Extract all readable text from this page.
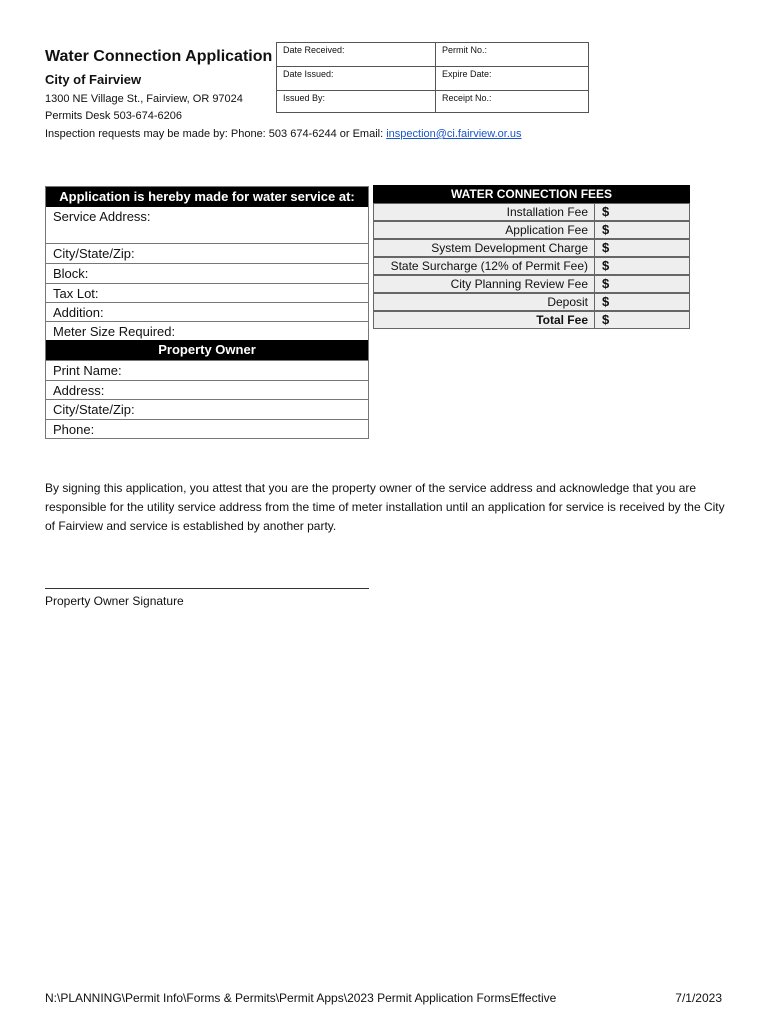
Water Connection Application
City of Fairview
1300 NE Village St., Fairview, OR 97024
Permits Desk 503-674-6206
Inspection requests may be made by: Phone: 503 674-6244 or Email: inspection@ci.fairview.or.us
Date Received:	Permit No.:
Date Issued:	Expire Date:
Issued By:	Receipt No.:
Application is hereby made for water service at:
Service Address:
City/State/Zip:
Block:
Tax Lot:
Addition:
Meter Size Required:
Property Owner
Print Name:
Address:
City/State/Zip:
Phone:
WATER CONNECTION FEES
Installation Fee	$
Application Fee	$
System Development Charge	$
State Surcharge (12% of Permit Fee)	$
City Planning Review Fee	$
Deposit	$
Total Fee	$
By signing this application, you attest that you are the property owner of the service address and acknowledge that you are responsible for the utility service address from the time of meter installation until an application for service is received by the City of Fairview and service is established by another party.
Property Owner Signature
N:\PLANNING\Permit Info\Forms & Permits\Permit Apps\2023 Permit Application FormsEffective	7/1/2023
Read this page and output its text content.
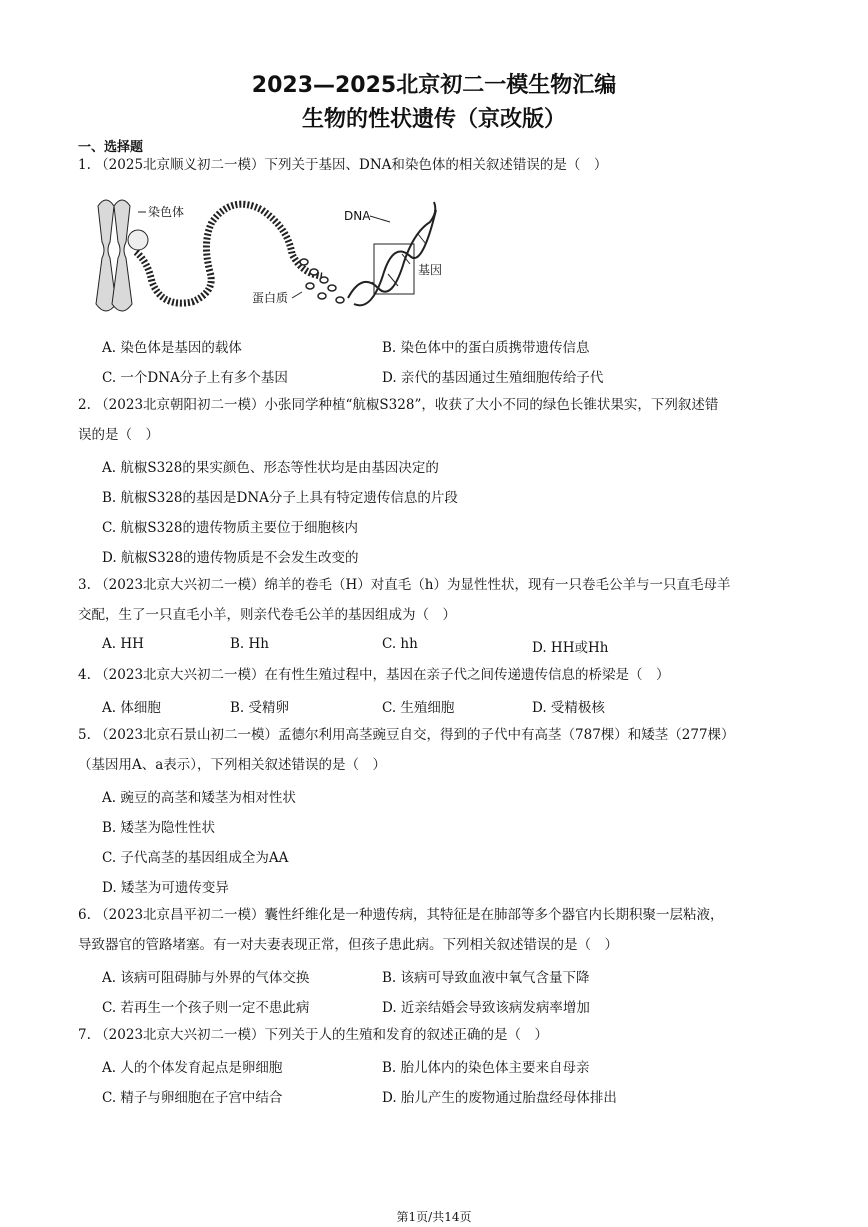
2023—2025北京初二一模生物汇编
生物的性状遗传（京改版）
一、选择题
1. （2025北京顺义初二一模）下列关于基因、DNA和染色体的相关叙述错误的是（　）
染色体	DNA
基因
蛋白质
A. 染色体是基因的载体	B. 染色体中的蛋白质携带遗传信息
C. 一个DNA分子上有多个基因	D. 亲代的基因通过生殖细胞传给子代
2. （2023北京朝阳初二一模）小张同学种植“航椒S328”，收获了大小不同的绿色长锥状果实，下列叙述错
误的是（　）
A. 航椒S328的果实颜色、形态等性状均是由基因决定的
B. 航椒S328的基因是DNA分子上具有特定遗传信息的片段
C. 航椒S328的遗传物质主要位于细胞核内
D. 航椒S328的遗传物质是不会发生改变的
3. （2023北京大兴初二一模）绵羊的卷毛（H）对直毛（h）为显性性状，现有一只卷毛公羊与一只直毛母羊
交配，生了一只直毛小羊，则亲代卷毛公羊的基因组成为（　）
A. HH	B. Hh	C. hh	D. HH或Hh
4. （2023北京大兴初二一模）在有性生殖过程中，基因在亲子代之间传递遗传信息的桥梁是（　）
A. 体细胞	B. 受精卵	C. 生殖细胞	D. 受精极核
5. （2023北京石景山初二一模）孟德尔利用高茎豌豆自交，得到的子代中有高茎（787棵）和矮茎（277棵）
（基因用A、a表示），下列相关叙述错误的是（　）
A. 豌豆的高茎和矮茎为相对性状
B. 矮茎为隐性性状
C. 子代高茎的基因组成全为AA
D. 矮茎为可遗传变异
6. （2023北京昌平初二一模）囊性纤维化是一种遗传病，其特征是在肺部等多个器官内长期积聚一层粘液，
导致器官的管路堵塞。有一对夫妻表现正常，但孩子患此病。下列相关叙述错误的是（　）
A. 该病可阻碍肺与外界的气体交换	B. 该病可导致血液中氧气含量下降
C. 若再生一个孩子则一定不患此病	D. 近亲结婚会导致该病发病率增加
7. （2023北京大兴初二一模）下列关于人的生殖和发育的叙述正确的是（　）
A. 人的个体发育起点是卵细胞	B. 胎儿体内的染色体主要来自母亲
C. 精子与卵细胞在子宫中结合	D. 胎儿产生的废物通过胎盘经母体排出
第1页/共14页
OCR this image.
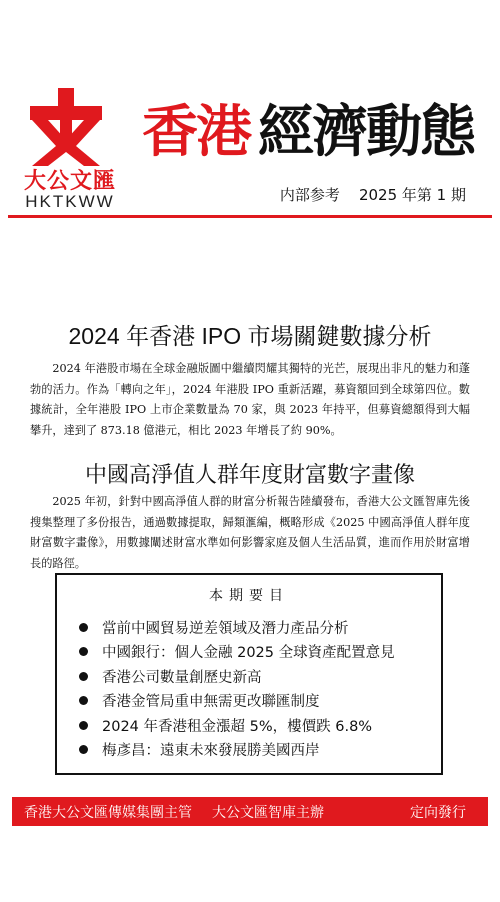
大公文匯
HKTKWW
香港 經濟動態
内部参考    2025 年第 1 期
2024 年香港 IPO 市場關鍵數據分析

2024 年港股市場在全球金融版圖中繼續閃耀其獨特的光芒，展現出非凡的魅力和蓬勃的活力。作為「轉向之年」，2024 年港股 IPO 重新活躍，募資額回到全球第四位。數據統計，全年港股 IPO 上市企業數量為 70 家，與 2023 年持平，但募資總額得到大幅攀升，達到了 873.18 億港元，相比 2023 年增長了約 90%。

中國高淨值人群年度財富數字畫像

2025 年初，針對中國高淨值人群的財富分析報告陸續發布，香港大公文匯智庫先後搜集整理了多份报告，通過數據提取，歸類滙編，概略形成《2025 中國高淨值人群年度財富數字畫像》，用數據闡述財富水準如何影響家庭及個人生活品質，進而作用於財富增長的路徑。

本期要目
當前中國貿易逆差領域及潛力產品分析
中國銀行：個人金融 2025 全球資產配置意見
香港公司數量創歷史新高
香港金管局重申無需更改聯匯制度
2024 年香港租金漲超 5%，樓價跌 6.8%
梅彥昌：遠東未來發展勝美國西岸
香港大公文匯傳媒集團主管 大公文匯智庫主辦	定向發行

WHAT IS REQUIRED:
Reproduce the full listing faithfully, but do not carry over any pictures.

ANSWER IN FULL:
Extract all readable text from this page.
Water Connection Application
City of Fairview
1300 NE Village St., Fairview, OR 97024
Permits Desk 503-674-6206
Inspection requests may be made by: Phone: 503 674-6244 or Email: inspection@ci.fairview.or.us
Date Received:	Permit No.:
Date Issued:	Expire Date:
Issued By:	Receipt No.:
Application is hereby made for water service at:
Service Address:
City/State/Zip:
Block:
Tax Lot:
Addition:
Meter Size Required:
Property Owner
Print Name:
Address:
City/State/Zip:
Phone:
WATER CONNECTION FEES
Installation Fee	$
Application Fee	$
System Development Charge	$
State Surcharge (12% of Permit Fee)	$
City Planning Review Fee	$
Deposit	$
Total Fee	$
By signing this application, you attest that you are the property owner of the service address and acknowledge that you are responsible for the utility service address from the time of meter installation until an application for service is received by the City of Fairview and service is established by another party.
Property Owner Signature
N:\PLANNING\Permit Info\Forms & Permits\Permit Apps\2023 Permit Application FormsEffective	7/1/2023
Read this page and output its text content.
2023—2025北京初二一模生物汇编
生物的性状遗传（京改版）
一、选择题
1. （2025北京顺义初二一模）下列关于基因、DNA和染色体的相关叙述错误的是（　）
染色体	DNA
基因
蛋白质
A. 染色体是基因的载体	B. 染色体中的蛋白质携带遗传信息
C. 一个DNA分子上有多个基因	D. 亲代的基因通过生殖细胞传给子代
2. （2023北京朝阳初二一模）小张同学种植“航椒S328”，收获了大小不同的绿色长锥状果实，下列叙述错
误的是（　）
A. 航椒S328的果实颜色、形态等性状均是由基因决定的
B. 航椒S328的基因是DNA分子上具有特定遗传信息的片段
C. 航椒S328的遗传物质主要位于细胞核内
D. 航椒S328的遗传物质是不会发生改变的
3. （2023北京大兴初二一模）绵羊的卷毛（H）对直毛（h）为显性性状，现有一只卷毛公羊与一只直毛母羊
交配，生了一只直毛小羊，则亲代卷毛公羊的基因组成为（　）
A. HH	B. Hh	C. hh	D. HH或Hh
4. （2023北京大兴初二一模）在有性生殖过程中，基因在亲子代之间传递遗传信息的桥梁是（　）
A. 体细胞	B. 受精卵	C. 生殖细胞	D. 受精极核
5. （2023北京石景山初二一模）孟德尔利用高茎豌豆自交，得到的子代中有高茎（787棵）和矮茎（277棵）
（基因用A、a表示），下列相关叙述错误的是（　）
A. 豌豆的高茎和矮茎为相对性状
B. 矮茎为隐性性状
C. 子代高茎的基因组成全为AA
D. 矮茎为可遗传变异
6. （2023北京昌平初二一模）囊性纤维化是一种遗传病，其特征是在肺部等多个器官内长期积聚一层粘液，
导致器官的管路堵塞。有一对夫妻表现正常，但孩子患此病。下列相关叙述错误的是（　）
A. 该病可阻碍肺与外界的气体交换	B. 该病可导致血液中氧气含量下降
C. 若再生一个孩子则一定不患此病	D. 近亲结婚会导致该病发病率增加
7. （2023北京大兴初二一模）下列关于人的生殖和发育的叙述正确的是（　）
A. 人的个体发育起点是卵细胞	B. 胎儿体内的染色体主要来自母亲
C. 精子与卵细胞在子宫中结合	D. 胎儿产生的废物通过胎盘经母体排出
第1页/共14页
OCR this image.
大公文匯
HKTKWW
香港 經濟動態
内部参考    2025 年第 1 期
2024 年香港 IPO 市場關鍵數據分析

2024 年港股市場在全球金融版圖中繼續閃耀其獨特的光芒，展現出非凡的魅力和蓬勃的活力。作為「轉向之年」，2024 年港股 IPO 重新活躍，募資額回到全球第四位。數據統計，全年港股 IPO 上市企業數量為 70 家，與 2023 年持平，但募資總額得到大幅攀升，達到了 873.18 億港元，相比 2023 年增長了約 90%。

中國高淨值人群年度財富數字畫像

2025 年初，針對中國高淨值人群的財富分析報告陸續發布，香港大公文匯智庫先後搜集整理了多份报告，通過數據提取，歸類滙編，概略形成《2025 中國高淨值人群年度財富數字畫像》，用數據闡述財富水準如何影響家庭及個人生活品質，進而作用於財富增長的路徑。

本期要目
當前中國貿易逆差領域及潛力產品分析
中國銀行：個人金融 2025 全球資產配置意見
香港公司數量創歷史新高
香港金管局重申無需更改聯匯制度
2024 年香港租金漲超 5%，樓價跌 6.8%
梅彥昌：遠東未來發展勝美國西岸
香港大公文匯傳媒集團主管 大公文匯智庫主辦	定向發行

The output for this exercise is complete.